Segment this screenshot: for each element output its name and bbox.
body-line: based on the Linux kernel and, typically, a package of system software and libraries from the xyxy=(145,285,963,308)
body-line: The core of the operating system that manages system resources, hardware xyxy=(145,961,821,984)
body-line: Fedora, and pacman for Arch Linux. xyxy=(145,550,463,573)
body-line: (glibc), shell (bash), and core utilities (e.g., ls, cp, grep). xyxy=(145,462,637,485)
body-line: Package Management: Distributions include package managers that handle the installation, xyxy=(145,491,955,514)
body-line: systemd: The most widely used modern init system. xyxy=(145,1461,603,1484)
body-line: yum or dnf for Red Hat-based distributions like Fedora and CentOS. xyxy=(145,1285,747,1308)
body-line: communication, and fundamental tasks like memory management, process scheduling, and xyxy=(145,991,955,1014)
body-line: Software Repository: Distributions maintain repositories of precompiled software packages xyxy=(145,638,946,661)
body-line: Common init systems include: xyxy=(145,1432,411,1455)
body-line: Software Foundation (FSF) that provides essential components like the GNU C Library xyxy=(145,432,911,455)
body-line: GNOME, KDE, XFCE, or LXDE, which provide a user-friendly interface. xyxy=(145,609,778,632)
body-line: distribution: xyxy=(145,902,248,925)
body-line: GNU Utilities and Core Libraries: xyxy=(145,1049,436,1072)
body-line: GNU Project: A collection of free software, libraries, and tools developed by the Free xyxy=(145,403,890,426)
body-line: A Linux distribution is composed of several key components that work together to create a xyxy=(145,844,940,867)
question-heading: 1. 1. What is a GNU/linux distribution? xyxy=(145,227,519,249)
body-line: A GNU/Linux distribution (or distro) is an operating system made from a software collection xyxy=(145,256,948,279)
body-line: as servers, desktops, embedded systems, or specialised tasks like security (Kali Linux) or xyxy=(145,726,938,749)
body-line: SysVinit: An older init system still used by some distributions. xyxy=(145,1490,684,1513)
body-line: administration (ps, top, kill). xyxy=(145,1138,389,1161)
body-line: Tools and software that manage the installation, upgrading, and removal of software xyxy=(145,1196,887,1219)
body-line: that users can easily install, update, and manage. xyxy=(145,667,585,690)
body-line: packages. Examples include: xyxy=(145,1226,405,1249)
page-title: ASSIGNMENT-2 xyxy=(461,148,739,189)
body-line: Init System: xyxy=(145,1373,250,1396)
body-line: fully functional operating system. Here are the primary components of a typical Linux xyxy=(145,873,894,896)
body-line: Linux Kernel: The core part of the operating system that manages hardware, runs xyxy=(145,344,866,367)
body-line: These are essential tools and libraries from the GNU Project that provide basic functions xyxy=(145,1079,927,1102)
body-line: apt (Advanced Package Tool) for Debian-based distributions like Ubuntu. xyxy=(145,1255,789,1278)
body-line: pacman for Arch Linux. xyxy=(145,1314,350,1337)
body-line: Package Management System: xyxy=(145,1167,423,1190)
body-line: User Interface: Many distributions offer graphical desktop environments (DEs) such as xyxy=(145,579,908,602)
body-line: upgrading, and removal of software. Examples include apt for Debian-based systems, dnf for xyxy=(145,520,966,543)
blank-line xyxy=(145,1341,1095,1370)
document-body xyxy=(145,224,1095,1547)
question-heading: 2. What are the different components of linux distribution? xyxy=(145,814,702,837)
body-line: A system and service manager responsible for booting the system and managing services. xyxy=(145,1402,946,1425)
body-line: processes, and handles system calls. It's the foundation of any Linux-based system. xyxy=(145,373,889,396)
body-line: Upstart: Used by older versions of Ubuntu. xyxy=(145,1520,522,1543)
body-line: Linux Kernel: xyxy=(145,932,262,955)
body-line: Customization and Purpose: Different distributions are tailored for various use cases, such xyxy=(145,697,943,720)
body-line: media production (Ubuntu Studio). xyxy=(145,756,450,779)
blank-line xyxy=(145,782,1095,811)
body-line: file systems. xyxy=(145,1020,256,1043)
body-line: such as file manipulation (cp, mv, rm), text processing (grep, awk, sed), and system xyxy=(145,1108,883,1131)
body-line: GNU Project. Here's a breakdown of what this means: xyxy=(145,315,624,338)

## PROBLEM TO WORK ON
Rewrite the data with "openSUSE" in place of every "Fedora", changing nothing else.

## THE ANSWER
Segment this screenshot: for each element output its name and bbox.
body-line: based on the Linux kernel and, typically, a package of system software and libraries from the xyxy=(145,285,963,308)
body-line: The core of the operating system that manages system resources, hardware xyxy=(145,961,821,984)
body-line: openSUSE, and pacman for Arch Linux. xyxy=(145,550,463,573)
body-line: (glibc), shell (bash), and core utilities (e.g., ls, cp, grep). xyxy=(145,462,637,485)
body-line: Package Management: Distributions include package managers that handle the installation, xyxy=(145,491,955,514)
body-line: systemd: The most widely used modern init system. xyxy=(145,1461,603,1484)
body-line: yum or dnf for Red Hat-based distributions like openSUSE and CentOS. xyxy=(145,1285,747,1308)
body-line: communication, and fundamental tasks like memory management, process scheduling, and xyxy=(145,991,955,1014)
body-line: Software Repository: Distributions maintain repositories of precompiled software packages xyxy=(145,638,946,661)
body-line: Common init systems include: xyxy=(145,1432,411,1455)
body-line: Software Foundation (FSF) that provides essential components like the GNU C Library xyxy=(145,432,911,455)
body-line: GNOME, KDE, XFCE, or LXDE, which provide a user-friendly interface. xyxy=(145,609,778,632)
body-line: distribution: xyxy=(145,902,248,925)
body-line: GNU Utilities and Core Libraries: xyxy=(145,1049,436,1072)
body-line: GNU Project: A collection of free software, libraries, and tools developed by the Free xyxy=(145,403,890,426)
body-line: A Linux distribution is composed of several key components that work together to create a xyxy=(145,844,940,867)
question-heading: 1. 1. What is a GNU/linux distribution? xyxy=(145,227,519,249)
body-line: A GNU/Linux distribution (or distro) is an operating system made from a software collection xyxy=(145,256,948,279)
body-line: as servers, desktops, embedded systems, or specialised tasks like security (Kali Linux) or xyxy=(145,726,938,749)
body-line: SysVinit: An older init system still used by some distributions. xyxy=(145,1490,684,1513)
body-line: administration (ps, top, kill). xyxy=(145,1138,389,1161)
body-line: Tools and software that manage the installation, upgrading, and removal of software xyxy=(145,1196,887,1219)
body-line: that users can easily install, update, and manage. xyxy=(145,667,585,690)
body-line: packages. Examples include: xyxy=(145,1226,405,1249)
page-title: ASSIGNMENT-2 xyxy=(461,148,739,189)
body-line: Init System: xyxy=(145,1373,250,1396)
body-line: fully functional operating system. Here are the primary components of a typical Linux xyxy=(145,873,894,896)
body-line: Linux Kernel: The core part of the operating system that manages hardware, runs xyxy=(145,344,866,367)
body-line: These are essential tools and libraries from the GNU Project that provide basic functions xyxy=(145,1079,927,1102)
body-line: apt (Advanced Package Tool) for Debian-based distributions like Ubuntu. xyxy=(145,1255,789,1278)
body-line: pacman for Arch Linux. xyxy=(145,1314,350,1337)
body-line: Package Management System: xyxy=(145,1167,423,1190)
body-line: User Interface: Many distributions offer graphical desktop environments (DEs) such as xyxy=(145,579,908,602)
body-line: upgrading, and removal of software. Examples include apt for Debian-based systems, dnf for xyxy=(145,520,966,543)
blank-line xyxy=(145,1341,1095,1370)
document-body xyxy=(145,224,1095,1547)
question-heading: 2. What are the different components of linux distribution? xyxy=(145,814,702,837)
body-line: A system and service manager responsible for booting the system and managing services. xyxy=(145,1402,946,1425)
body-line: processes, and handles system calls. It's the foundation of any Linux-based system. xyxy=(145,373,889,396)
body-line: Upstart: Used by older versions of Ubuntu. xyxy=(145,1520,522,1543)
body-line: Linux Kernel: xyxy=(145,932,262,955)
body-line: Customization and Purpose: Different distributions are tailored for various use cases, such xyxy=(145,697,943,720)
body-line: media production (Ubuntu Studio). xyxy=(145,756,450,779)
blank-line xyxy=(145,782,1095,811)
body-line: file systems. xyxy=(145,1020,256,1043)
body-line: such as file manipulation (cp, mv, rm), text processing (grep, awk, sed), and system xyxy=(145,1108,883,1131)
body-line: GNU Project. Here's a breakdown of what this means: xyxy=(145,315,624,338)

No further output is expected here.